▶ **What this task involves**:
List every line in this data where the string "letter" occurs.
## Begin Entries shown
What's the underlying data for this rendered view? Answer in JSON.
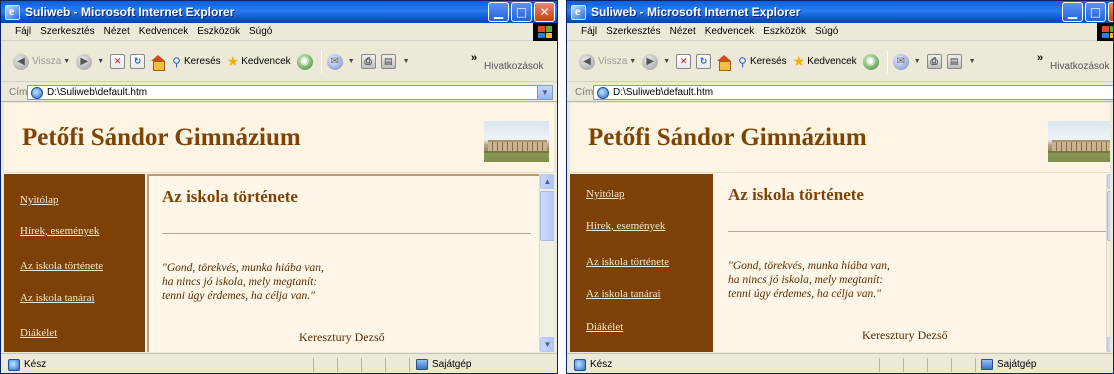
{
  "windows": [
    {
      "title": "Suliweb - Microsoft Internet Explorer",
      "menu": [
        "Fájl",
        "Szerkesztés",
        "Nézet",
        "Kedvencek",
        "Eszközök",
        "Súgó"
      ],
      "toolbar": {
        "back": "Vissza",
        "search": "Keresés",
        "favorites": "Kedvencek",
        "links": "Hivatkozások",
        "more": "»"
      },
      "address": {
        "label": "Cím",
        "value": "D:\\Suliweb\\default.htm"
      },
      "page": {
        "site_title": "Petőfi Sándor Gimnázium",
        "nav": [
          "Nyitólap",
          "Hírek, események",
          "Az iskola története",
          "Az iskola tanárai",
          "Diákélet"
        ],
        "heading": "Az iskola története",
        "poem": [
          "\"Gond, törekvés, munka hiába van,",
          "ha nincs jó iskola, mely megtanít:",
          "tenni úgy érdemes, ha célja van.\""
        ],
        "author": "Keresztury Dezső"
      },
      "status": {
        "text": "Kész",
        "zone": "Sajátgép"
      }
    },
    {
      "title": "Suliweb - Microsoft Internet Explorer",
      "menu": [
        "Fájl",
        "Szerkesztés",
        "Nézet",
        "Kedvencek",
        "Eszközök",
        "Súgó"
      ],
      "toolbar": {
        "back": "Vissza",
        "search": "Keresés",
        "favorites": "Kedvencek",
        "links": "Hivatkozások",
        "more": "»"
      },
      "address": {
        "label": "Cím",
        "value": "D:\\Suliweb\\default.htm"
      },
      "page": {
        "site_title": "Petőfi Sándor Gimnázium",
        "nav": [
          "Nyitólap",
          "Hírek, események",
          "Az iskola története",
          "Az iskola tanárai",
          "Diákélet"
        ],
        "heading": "Az iskola története",
        "poem": [
          "\"Gond, törekvés, munka hiába van,",
          "ha nincs jó iskola, mely megtanít:",
          "tenni úgy érdemes, ha célja van.\""
        ],
        "author": "Keresztury Dezső"
      },
      "status": {
        "text": "Kész",
        "zone": "Sajátgép"
      }
    }
  ],
  "colors": {
    "accent_brown": "#7e4405",
    "sidebar_brown": "#7d4006",
    "page_bg": "#fef6e8",
    "xp_blue": "#0a5fd8"
  }
}
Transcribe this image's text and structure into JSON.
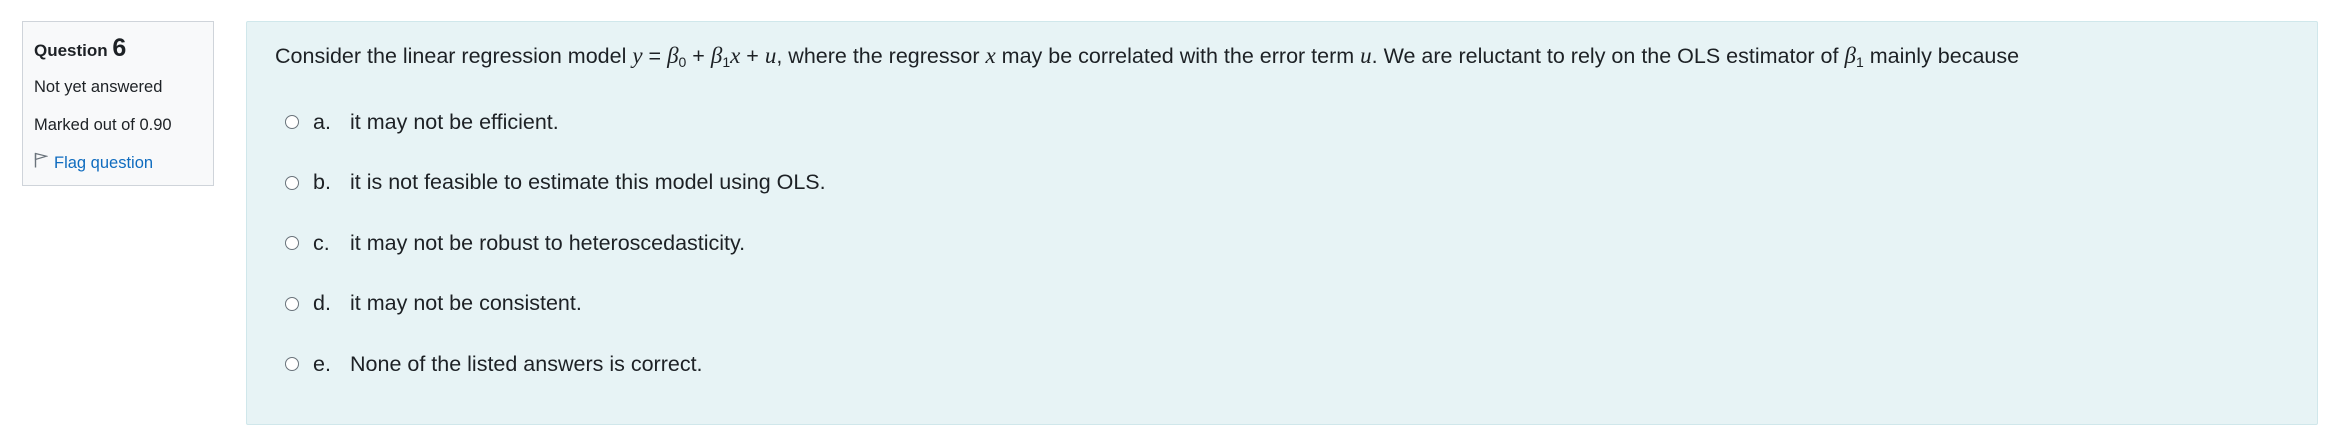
{
  "info": {
    "question_label": "Question",
    "question_number": "6",
    "state": "Not yet answered",
    "grade": "Marked out of 0.90",
    "flag_label": "Flag question"
  },
  "question": {
    "text_1": "Consider the linear regression model ",
    "y": "y",
    "eq": " = ",
    "beta": "β",
    "sub0": "0",
    "plus1": " + ",
    "sub1": "1",
    "x": "x",
    "plus2": " + ",
    "u": "u",
    "text_2": ", where the regressor ",
    "x2": "x",
    "text_3": " may be correlated with the error term ",
    "u2": "u",
    "text_4": ". We are reluctant to rely on the OLS estimator of ",
    "beta2": "β",
    "sub1b": "1",
    "text_5": " mainly because"
  },
  "options": [
    {
      "letter": "a.",
      "text": "it may not be efficient."
    },
    {
      "letter": "b.",
      "text": "it is not feasible to estimate this model using OLS."
    },
    {
      "letter": "c.",
      "text": "it may not be robust to heteroscedasticity."
    },
    {
      "letter": "d.",
      "text": "it may not be consistent."
    },
    {
      "letter": "e.",
      "text": "None of the listed answers is correct."
    }
  ]
}
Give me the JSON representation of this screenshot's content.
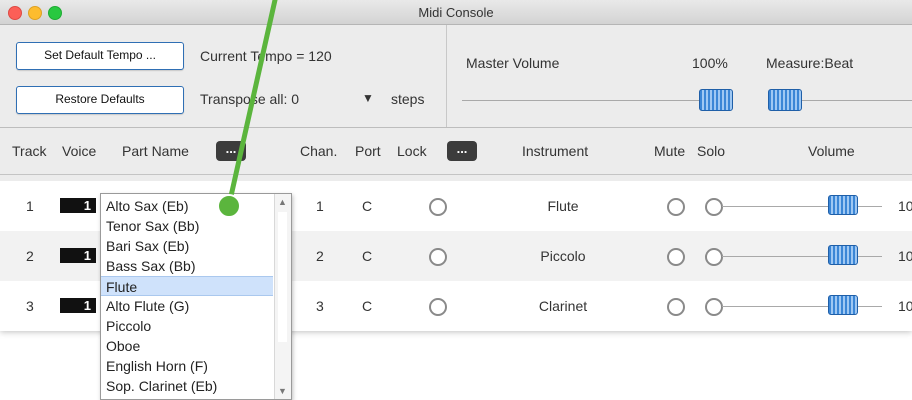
## End Entries shown
▶ **Response for this exercise**:
      "letter": "a.",
      "letter": "b.",
      "letter": "c.",
      "letter": "d.",
      "letter": "e.",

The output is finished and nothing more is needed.